= Knickerbocker Case =

Antisemitism case against City College of New York

The Knickerbocker Case at the City College of New York (CCNY) between 1945 and 1950 involved accusations of antisemitism against a department chairman, investigations by university, city, and state authorities, as well as by the American Jewish Congress, and the first widespread student strike in the United States.

== Accusations ==
William E. Knickerbocker had graduated from City College in 1904 and joined the faculty in 1907, teaching Spanish and French. He earned his Ph.D. from Columbia in 1911. He had been Chairman of the Department of Romance Languages, an elected position, since 1938. By one account, antisemitism was endemic in certain academic areas in the 1930s to the extent that a Jewish professor, Bernard Levy, could not find a publisher without enlisting his non-Jewish colleague, Knickerbocker, as co-author of his Modern Spanish Prose Readings, 1830–1930.

On April 9, 1945, four members of the Department of Romance Languages—Elliott H. Pollinger, Ephraim Cross, Otto Müller, and Pedro Bach-y-Rita—sent a letter to the president of the college accusing William E. Knickerbocker of antisemitism. They contended that Knickerbocker had made antisemitic remarks and denied the Ward Medal for proficiency in French to a Jewish student, Morton Gurewitch, because he was Jewish.

In April 1947, CCNY administrators issued a report finding that a clerical error had led to the denial of the Ward Medal to Gurewitch. Gurewitch was later issued a duplicate medal.

== Investigations ==
On December 16, 1946, New York City's Board of Higher Education unanimously adopted the report of a special committee that found the accusations against Knickerbocker "totally unsubstantiated." In response, the New York City Council's special committee on discrimination conducted its own investigation and determined that Knickerbocker had made antisemitic jokes and treated Jewish students contemptuously. In June 1948, it recommended that CCNY remove Knickerbocker and restore Bach-y-Rita and Pollinger to the list of recommendations for promotion, from which both professors had been removed in retaliation for their charges against Knickerbocker.

The City Council voted to accept the committee's report. Administrators at CCNY delayed Knickerbocker's dismissal. A faculty committee produced a report that exonerated Knickerbocker and the faculty adopted it by a 46–9 vote.

The American Jewish Congress conducted an investigation and concluded that Knickerbocker demonstrated a "philosophy and program of anti-semitism." In September 1948, twenty students walked out of Knickerbocker's class. Rabbi Arthur Zuckerman, director of the campus chapter of Hillel, attempted to negotiate with the school to allow students to transfer into other classes.

== Dormitory segregation ==
In 1948, a faculty committee found that the professor in charge of the Army Hall dormitory, William E. Davis, had segregated the dormitory during World War II. Davis was removed from his post as director of the dormitory, but retained his position as a tenured professor in the economics department.
+ + + + +
*Tasks*.
(1) In the text on the Knickerbocker Case, what vote did the faculty cast to adopt the report that exonerated Knickerbocker?
(2) Reproduce the passage of the Knickerbocker Case text between "In April 1947, CCNY" and "charges against Knickerbocker.", inclusive.

*Data for analysis*.
+ + + + +
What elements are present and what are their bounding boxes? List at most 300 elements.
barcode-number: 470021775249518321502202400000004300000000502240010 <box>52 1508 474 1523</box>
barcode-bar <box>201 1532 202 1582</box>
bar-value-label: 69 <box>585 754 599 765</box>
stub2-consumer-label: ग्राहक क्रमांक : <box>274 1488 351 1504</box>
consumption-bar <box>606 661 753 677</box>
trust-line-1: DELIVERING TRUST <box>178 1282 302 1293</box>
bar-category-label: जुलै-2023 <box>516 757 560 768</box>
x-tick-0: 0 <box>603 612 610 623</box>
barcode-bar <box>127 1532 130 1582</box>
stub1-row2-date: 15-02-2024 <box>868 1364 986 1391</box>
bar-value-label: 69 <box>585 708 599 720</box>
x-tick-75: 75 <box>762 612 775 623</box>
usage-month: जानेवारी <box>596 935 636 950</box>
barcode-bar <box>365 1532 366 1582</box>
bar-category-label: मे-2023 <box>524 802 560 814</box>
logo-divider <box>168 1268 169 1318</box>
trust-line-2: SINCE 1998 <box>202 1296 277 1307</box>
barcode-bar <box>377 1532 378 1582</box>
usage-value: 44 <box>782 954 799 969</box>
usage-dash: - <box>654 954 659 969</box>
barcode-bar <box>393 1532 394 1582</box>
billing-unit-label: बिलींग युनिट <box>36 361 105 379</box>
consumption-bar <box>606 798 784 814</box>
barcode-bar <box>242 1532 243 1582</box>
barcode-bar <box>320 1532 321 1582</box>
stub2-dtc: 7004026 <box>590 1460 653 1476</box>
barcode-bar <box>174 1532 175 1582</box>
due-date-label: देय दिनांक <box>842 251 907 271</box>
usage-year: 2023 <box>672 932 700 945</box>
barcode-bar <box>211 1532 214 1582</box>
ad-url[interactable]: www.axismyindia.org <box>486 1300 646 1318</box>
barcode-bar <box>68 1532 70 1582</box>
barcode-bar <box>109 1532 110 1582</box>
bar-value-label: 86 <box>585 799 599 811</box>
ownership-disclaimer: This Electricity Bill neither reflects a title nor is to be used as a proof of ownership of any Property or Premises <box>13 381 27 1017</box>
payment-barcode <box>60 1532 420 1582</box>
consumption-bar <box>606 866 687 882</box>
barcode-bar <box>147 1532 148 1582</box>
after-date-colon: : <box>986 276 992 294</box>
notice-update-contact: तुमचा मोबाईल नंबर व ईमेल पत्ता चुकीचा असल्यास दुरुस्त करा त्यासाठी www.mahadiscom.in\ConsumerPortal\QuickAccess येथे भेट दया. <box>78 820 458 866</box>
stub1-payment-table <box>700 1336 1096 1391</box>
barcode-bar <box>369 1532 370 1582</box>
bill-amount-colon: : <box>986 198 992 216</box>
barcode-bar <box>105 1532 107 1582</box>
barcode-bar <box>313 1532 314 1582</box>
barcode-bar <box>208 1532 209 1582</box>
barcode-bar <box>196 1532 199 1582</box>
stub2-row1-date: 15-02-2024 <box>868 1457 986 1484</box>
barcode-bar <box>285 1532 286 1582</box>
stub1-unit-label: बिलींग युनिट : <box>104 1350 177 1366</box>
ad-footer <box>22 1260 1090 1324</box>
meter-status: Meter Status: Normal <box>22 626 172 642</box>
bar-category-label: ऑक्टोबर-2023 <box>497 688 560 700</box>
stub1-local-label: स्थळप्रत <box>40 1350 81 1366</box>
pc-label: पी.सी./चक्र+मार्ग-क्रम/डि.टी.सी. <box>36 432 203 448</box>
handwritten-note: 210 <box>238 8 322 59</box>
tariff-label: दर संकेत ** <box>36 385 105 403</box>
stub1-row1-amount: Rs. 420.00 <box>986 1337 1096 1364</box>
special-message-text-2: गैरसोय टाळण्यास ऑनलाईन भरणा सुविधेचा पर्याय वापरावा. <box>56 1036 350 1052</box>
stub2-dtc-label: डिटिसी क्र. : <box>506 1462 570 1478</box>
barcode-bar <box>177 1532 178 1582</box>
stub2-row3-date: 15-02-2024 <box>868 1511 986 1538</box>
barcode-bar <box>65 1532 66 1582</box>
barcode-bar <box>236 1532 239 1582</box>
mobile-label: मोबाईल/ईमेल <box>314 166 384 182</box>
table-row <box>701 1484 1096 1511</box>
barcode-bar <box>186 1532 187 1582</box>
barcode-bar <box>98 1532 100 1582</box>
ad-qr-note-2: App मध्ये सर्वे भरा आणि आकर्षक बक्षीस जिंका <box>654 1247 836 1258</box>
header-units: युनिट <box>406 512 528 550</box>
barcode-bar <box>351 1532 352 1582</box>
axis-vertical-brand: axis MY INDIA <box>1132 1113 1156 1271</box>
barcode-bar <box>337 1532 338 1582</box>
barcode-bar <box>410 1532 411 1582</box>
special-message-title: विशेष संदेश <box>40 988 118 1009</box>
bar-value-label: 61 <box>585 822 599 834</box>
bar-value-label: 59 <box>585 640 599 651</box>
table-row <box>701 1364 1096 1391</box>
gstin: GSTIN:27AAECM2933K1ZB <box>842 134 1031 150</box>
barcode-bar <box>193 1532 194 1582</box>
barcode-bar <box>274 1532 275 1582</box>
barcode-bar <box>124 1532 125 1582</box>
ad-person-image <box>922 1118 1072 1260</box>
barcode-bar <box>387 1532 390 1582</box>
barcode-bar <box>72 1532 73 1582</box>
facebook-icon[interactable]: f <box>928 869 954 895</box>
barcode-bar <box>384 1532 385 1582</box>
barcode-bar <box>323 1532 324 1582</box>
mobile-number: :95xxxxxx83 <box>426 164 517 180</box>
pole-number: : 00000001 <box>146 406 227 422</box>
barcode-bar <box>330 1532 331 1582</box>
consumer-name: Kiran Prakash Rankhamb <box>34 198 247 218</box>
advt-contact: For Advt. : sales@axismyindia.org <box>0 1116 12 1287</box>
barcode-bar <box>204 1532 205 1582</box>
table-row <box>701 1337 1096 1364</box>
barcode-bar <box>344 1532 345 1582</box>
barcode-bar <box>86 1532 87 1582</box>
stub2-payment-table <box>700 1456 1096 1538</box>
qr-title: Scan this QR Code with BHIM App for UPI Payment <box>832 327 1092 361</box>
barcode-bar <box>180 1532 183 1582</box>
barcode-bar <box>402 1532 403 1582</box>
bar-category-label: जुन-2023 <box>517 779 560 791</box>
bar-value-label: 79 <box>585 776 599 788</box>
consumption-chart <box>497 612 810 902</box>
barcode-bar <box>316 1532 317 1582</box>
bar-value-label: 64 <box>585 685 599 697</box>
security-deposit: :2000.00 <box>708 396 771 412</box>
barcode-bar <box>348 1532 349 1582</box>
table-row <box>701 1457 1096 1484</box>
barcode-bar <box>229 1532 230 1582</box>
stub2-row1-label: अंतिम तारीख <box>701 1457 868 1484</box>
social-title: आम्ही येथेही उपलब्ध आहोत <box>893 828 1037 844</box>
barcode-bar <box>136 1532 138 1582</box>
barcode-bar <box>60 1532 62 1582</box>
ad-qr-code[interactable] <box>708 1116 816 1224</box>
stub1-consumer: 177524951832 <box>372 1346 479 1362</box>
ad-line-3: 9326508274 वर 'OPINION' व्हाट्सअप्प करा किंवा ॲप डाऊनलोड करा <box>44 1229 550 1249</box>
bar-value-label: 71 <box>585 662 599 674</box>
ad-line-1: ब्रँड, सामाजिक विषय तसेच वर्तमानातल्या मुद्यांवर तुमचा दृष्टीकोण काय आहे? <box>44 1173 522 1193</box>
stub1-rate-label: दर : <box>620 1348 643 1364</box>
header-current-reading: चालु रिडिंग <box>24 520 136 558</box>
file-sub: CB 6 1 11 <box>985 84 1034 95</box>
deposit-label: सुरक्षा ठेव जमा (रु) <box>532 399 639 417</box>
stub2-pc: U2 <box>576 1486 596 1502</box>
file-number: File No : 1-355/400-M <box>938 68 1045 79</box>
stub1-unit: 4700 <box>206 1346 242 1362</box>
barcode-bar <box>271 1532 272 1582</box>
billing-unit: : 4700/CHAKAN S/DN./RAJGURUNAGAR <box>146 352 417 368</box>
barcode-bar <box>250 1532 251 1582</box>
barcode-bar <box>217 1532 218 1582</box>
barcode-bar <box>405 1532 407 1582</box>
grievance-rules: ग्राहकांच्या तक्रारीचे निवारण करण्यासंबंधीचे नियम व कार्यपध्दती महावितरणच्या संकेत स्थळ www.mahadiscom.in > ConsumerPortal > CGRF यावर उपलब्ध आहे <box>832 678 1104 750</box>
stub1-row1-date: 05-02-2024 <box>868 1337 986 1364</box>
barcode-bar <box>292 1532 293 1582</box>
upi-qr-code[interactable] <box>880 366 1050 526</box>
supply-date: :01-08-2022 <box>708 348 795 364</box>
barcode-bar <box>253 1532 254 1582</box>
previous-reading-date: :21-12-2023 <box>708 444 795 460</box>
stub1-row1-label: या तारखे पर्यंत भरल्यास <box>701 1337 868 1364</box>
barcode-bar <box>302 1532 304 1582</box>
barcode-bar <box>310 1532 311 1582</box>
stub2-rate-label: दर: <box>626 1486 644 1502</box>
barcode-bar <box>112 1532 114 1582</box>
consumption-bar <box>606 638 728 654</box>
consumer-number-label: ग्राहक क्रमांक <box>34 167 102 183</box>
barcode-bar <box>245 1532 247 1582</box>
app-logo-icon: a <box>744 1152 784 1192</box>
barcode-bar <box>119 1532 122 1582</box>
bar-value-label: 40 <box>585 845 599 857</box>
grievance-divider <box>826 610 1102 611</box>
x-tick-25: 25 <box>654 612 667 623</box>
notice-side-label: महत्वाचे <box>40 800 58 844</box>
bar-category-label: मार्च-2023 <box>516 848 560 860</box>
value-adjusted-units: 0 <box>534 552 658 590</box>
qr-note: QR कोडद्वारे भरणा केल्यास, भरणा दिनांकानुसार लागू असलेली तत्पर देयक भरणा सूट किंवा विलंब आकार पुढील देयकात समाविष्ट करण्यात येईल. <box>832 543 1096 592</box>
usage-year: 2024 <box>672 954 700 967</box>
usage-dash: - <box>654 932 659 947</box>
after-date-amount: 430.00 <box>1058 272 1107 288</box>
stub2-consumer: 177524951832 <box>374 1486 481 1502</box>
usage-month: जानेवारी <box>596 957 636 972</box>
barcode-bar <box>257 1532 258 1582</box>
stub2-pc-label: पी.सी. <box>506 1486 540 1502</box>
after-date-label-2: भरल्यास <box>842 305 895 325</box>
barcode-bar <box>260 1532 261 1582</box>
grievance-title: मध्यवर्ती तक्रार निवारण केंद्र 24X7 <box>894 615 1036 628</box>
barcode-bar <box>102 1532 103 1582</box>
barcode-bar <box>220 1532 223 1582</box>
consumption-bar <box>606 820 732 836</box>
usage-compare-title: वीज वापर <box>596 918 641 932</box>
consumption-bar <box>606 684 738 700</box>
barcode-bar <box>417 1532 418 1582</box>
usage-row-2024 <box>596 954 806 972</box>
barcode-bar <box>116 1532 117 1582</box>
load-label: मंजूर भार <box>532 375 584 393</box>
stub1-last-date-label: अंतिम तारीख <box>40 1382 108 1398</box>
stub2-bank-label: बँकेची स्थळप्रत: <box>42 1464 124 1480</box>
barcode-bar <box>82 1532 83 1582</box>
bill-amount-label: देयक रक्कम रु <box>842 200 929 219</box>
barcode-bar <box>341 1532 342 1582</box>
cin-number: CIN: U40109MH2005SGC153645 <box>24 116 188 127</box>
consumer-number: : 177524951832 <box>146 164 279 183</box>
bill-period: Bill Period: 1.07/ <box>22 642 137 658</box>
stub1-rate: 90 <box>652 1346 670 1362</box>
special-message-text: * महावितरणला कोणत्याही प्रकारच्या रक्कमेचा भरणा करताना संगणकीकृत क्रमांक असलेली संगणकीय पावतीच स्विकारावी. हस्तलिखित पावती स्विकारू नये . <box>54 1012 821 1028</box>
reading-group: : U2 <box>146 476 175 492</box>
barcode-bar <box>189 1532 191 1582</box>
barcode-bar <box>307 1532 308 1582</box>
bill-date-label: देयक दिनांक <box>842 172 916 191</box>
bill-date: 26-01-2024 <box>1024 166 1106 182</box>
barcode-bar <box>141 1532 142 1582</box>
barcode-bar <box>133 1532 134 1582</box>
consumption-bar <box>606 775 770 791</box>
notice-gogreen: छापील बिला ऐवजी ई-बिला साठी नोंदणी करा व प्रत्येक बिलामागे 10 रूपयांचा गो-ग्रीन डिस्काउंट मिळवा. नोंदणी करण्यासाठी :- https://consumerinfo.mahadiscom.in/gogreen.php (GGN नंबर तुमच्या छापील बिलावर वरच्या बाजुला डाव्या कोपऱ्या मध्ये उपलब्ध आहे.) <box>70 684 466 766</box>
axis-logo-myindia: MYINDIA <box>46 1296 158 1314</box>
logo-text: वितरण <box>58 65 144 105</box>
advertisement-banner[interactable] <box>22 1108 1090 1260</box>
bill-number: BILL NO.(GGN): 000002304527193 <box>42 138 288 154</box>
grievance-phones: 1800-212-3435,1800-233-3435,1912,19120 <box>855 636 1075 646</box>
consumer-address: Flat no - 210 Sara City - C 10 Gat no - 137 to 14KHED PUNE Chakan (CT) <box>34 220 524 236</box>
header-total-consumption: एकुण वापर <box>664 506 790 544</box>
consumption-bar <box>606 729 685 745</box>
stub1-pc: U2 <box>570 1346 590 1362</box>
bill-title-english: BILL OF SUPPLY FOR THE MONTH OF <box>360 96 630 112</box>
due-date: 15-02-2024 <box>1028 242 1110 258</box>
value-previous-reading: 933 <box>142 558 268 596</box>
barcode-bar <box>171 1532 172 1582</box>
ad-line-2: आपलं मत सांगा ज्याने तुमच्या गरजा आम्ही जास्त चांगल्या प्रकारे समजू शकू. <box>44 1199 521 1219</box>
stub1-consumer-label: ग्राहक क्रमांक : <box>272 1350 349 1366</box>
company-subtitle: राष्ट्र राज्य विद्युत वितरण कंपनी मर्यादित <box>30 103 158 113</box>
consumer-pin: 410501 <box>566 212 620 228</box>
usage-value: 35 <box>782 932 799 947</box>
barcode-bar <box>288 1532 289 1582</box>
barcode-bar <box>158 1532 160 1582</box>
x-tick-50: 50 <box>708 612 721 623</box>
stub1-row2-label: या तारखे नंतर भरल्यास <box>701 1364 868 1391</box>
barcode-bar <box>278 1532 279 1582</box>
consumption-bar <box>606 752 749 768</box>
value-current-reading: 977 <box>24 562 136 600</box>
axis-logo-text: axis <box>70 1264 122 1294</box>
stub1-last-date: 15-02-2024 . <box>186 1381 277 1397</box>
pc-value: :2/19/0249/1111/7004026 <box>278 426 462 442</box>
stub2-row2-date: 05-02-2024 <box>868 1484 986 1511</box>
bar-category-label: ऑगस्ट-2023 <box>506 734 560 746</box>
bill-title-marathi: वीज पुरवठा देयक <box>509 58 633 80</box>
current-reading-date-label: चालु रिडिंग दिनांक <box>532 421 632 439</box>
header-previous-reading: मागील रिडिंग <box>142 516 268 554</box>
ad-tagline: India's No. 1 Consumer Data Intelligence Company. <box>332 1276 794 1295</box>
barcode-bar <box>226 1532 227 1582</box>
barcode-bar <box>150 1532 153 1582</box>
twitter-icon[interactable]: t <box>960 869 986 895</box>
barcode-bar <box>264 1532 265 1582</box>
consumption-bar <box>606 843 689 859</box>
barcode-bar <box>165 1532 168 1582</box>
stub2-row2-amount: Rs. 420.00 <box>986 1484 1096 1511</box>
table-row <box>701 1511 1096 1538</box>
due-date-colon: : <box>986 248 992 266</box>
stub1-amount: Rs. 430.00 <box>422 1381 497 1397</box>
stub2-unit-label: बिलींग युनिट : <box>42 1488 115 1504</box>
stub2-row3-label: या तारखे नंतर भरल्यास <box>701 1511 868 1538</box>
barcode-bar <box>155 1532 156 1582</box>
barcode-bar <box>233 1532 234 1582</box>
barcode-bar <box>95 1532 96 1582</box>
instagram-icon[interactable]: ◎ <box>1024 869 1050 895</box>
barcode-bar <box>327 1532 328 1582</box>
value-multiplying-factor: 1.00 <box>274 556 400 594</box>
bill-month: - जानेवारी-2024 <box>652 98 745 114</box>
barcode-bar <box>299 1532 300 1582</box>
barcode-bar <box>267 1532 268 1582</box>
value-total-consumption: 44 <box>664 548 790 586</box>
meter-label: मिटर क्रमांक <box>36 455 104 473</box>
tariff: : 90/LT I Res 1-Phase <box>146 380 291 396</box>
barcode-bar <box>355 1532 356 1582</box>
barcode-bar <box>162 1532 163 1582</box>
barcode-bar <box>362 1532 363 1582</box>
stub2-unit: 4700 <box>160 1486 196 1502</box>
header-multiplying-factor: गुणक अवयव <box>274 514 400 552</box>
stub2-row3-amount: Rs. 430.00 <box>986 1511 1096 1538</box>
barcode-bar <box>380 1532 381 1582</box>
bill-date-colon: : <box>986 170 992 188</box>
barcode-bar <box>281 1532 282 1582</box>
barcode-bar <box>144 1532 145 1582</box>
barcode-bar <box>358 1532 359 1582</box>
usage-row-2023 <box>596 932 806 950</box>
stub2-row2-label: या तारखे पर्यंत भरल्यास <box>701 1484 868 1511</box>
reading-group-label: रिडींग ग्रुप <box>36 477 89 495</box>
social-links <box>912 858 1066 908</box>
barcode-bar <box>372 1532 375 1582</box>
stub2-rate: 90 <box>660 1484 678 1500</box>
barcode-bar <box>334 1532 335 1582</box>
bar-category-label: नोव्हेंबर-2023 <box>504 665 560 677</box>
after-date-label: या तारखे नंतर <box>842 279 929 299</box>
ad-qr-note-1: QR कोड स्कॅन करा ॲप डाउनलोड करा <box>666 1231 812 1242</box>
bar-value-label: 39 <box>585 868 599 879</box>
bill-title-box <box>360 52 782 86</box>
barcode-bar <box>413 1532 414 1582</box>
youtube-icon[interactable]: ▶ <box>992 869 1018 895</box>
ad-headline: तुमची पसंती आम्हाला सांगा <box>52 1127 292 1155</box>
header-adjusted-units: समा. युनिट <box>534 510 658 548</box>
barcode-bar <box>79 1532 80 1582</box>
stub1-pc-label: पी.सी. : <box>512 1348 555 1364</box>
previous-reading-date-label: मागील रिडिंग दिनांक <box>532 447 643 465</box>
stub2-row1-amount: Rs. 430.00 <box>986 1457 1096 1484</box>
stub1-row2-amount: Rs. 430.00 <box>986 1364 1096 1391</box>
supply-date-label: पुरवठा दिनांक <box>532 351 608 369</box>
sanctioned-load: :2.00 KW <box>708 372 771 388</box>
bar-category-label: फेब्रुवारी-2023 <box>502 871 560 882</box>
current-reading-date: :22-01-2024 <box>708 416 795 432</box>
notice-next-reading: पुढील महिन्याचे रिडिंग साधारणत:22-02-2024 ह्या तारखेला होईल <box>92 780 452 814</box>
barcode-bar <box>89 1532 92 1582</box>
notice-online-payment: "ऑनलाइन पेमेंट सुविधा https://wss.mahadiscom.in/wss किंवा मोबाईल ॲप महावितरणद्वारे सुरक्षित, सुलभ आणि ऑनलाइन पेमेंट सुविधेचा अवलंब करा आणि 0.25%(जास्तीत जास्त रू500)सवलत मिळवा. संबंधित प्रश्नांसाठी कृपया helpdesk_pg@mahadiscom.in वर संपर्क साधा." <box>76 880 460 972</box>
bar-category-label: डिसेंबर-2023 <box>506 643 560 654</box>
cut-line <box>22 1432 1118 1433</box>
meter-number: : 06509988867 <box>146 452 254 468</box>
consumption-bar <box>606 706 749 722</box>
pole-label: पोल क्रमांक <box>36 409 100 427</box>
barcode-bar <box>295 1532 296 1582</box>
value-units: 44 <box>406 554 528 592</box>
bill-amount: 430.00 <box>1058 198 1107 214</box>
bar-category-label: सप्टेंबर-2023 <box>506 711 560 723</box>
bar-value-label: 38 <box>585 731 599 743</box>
+ + + + +
*Answers by task*.
(1) The faculty adopted it by a 46–9 vote.

(2)
In April 1947, CCNY administrators issued a report finding that a clerical error had led to the denial of the Ward Medal to Gurewitch. Gurewitch was later issued a duplicate medal.

== Investigations ==
On December 16, 1946, New York City's Board of Higher Education unanimously adopted the report of a special committee that found the accusations against Knickerbocker "totally unsubstantiated." In response, the New York City Council's special committee on discrimination conducted its own investigation and determined that Knickerbocker had made antisemitic jokes and treated Jewish students contemptuously. In June 1948, it recommended that CCNY remove Knickerbocker and restore Bach-y-Rita and Pollinger to the list of recommendations for promotion, from which both professors had been removed in retaliation for their charges against Knickerbocker.